== INPUT DATA ==
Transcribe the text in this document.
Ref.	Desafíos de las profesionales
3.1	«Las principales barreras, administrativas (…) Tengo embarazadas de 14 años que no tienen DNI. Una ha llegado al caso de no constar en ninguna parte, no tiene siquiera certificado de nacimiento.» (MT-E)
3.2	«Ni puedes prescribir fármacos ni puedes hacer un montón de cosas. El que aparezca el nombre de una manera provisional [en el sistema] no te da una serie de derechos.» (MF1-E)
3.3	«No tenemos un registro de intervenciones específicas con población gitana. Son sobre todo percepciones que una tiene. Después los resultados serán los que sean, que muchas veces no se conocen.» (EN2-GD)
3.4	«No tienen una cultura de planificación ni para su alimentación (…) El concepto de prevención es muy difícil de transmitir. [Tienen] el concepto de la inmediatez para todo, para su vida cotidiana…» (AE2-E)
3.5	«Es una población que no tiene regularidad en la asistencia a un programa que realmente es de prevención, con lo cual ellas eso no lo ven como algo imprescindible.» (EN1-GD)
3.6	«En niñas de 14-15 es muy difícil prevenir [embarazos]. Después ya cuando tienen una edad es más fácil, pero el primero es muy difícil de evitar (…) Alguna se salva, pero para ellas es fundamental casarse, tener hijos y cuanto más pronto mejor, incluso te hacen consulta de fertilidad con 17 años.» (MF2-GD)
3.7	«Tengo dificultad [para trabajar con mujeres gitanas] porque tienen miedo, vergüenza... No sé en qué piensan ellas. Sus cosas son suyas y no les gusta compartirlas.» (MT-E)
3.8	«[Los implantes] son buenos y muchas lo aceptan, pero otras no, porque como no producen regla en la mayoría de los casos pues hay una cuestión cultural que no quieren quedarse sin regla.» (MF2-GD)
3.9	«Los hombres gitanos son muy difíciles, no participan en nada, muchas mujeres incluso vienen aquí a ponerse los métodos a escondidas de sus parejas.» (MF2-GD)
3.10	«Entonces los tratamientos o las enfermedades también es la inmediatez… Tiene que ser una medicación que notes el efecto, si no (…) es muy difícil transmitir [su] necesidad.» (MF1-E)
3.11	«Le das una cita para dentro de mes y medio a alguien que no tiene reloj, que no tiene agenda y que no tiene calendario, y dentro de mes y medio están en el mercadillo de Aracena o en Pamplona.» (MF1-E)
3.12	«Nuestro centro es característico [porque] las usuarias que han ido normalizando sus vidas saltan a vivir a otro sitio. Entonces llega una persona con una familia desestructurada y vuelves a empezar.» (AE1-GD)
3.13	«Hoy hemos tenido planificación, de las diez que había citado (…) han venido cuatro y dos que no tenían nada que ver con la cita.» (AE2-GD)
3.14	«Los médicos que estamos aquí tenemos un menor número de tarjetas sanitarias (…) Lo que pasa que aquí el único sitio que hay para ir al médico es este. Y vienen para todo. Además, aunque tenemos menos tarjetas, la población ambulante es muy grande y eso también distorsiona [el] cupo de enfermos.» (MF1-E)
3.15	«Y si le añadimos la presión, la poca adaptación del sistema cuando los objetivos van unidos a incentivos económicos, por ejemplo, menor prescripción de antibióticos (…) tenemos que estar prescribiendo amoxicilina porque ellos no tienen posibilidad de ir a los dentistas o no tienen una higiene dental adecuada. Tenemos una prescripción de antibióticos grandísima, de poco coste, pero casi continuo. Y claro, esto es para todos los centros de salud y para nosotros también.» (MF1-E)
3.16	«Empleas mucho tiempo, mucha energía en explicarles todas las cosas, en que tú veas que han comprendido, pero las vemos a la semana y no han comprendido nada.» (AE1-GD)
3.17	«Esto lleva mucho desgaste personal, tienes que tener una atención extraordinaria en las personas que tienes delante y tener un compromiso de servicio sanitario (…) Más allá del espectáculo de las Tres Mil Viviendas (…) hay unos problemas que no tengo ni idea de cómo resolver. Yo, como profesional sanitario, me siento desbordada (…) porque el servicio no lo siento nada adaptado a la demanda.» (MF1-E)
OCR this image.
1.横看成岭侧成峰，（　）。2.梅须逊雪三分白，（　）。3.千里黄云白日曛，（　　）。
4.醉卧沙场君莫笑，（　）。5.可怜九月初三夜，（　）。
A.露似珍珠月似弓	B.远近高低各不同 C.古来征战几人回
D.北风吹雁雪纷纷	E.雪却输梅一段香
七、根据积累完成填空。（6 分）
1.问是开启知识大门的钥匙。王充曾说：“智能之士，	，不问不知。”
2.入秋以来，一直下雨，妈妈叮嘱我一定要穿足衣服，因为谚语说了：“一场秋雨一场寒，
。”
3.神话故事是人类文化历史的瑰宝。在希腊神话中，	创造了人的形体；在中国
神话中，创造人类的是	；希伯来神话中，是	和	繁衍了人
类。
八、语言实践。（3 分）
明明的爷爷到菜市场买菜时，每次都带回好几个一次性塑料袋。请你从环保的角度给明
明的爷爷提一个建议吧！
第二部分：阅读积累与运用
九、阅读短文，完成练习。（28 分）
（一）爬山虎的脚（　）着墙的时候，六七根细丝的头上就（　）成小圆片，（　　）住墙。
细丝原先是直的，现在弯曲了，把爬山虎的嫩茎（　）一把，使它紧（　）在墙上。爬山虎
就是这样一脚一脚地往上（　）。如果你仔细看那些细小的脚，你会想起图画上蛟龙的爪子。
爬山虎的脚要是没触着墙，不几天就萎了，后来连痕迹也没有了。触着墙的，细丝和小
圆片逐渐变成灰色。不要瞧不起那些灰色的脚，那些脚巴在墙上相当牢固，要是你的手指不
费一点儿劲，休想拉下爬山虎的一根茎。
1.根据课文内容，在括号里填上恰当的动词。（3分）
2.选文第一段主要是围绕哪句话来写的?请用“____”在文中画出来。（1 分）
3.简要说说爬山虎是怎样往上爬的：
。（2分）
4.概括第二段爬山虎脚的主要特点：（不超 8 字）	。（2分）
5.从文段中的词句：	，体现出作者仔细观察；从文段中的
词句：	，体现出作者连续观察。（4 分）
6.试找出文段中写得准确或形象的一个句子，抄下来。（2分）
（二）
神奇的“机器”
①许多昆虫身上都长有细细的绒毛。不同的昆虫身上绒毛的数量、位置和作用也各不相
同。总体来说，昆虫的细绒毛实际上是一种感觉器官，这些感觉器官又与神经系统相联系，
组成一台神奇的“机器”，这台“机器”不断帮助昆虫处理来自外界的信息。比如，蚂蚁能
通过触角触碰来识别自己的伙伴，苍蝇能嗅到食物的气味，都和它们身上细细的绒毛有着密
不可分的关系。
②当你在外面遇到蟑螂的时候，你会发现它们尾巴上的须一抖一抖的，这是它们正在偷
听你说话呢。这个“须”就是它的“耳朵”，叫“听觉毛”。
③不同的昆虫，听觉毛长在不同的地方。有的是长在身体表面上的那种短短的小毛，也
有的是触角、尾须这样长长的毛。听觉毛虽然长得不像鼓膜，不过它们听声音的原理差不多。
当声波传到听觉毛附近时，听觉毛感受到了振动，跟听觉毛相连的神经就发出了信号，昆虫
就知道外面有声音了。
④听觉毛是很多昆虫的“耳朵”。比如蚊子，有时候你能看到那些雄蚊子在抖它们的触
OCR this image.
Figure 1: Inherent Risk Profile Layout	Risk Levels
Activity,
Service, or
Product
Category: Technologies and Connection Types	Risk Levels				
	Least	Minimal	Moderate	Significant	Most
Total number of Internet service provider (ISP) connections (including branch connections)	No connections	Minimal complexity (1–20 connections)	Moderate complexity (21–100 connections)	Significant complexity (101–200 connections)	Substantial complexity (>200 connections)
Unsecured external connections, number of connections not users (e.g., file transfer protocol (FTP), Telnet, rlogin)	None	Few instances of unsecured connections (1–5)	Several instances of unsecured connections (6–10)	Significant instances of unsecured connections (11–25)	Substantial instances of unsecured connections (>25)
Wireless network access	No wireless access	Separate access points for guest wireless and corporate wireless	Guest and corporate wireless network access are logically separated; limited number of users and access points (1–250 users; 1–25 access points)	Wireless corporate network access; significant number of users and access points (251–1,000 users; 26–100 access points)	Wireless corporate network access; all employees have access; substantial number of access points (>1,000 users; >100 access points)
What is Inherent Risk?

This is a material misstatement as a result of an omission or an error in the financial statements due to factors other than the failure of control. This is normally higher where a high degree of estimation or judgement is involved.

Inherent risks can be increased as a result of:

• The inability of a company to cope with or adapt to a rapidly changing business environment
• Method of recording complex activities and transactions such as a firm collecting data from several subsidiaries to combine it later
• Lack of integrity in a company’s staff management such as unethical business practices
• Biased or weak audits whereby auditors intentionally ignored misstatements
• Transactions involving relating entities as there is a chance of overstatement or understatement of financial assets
===
YOUR OBJECTIVE:
What is the number of lines in the data that hold the word "Levels"? Reply with that number and nothing else.

SOLUTION FOR THIS EXERCISE:
2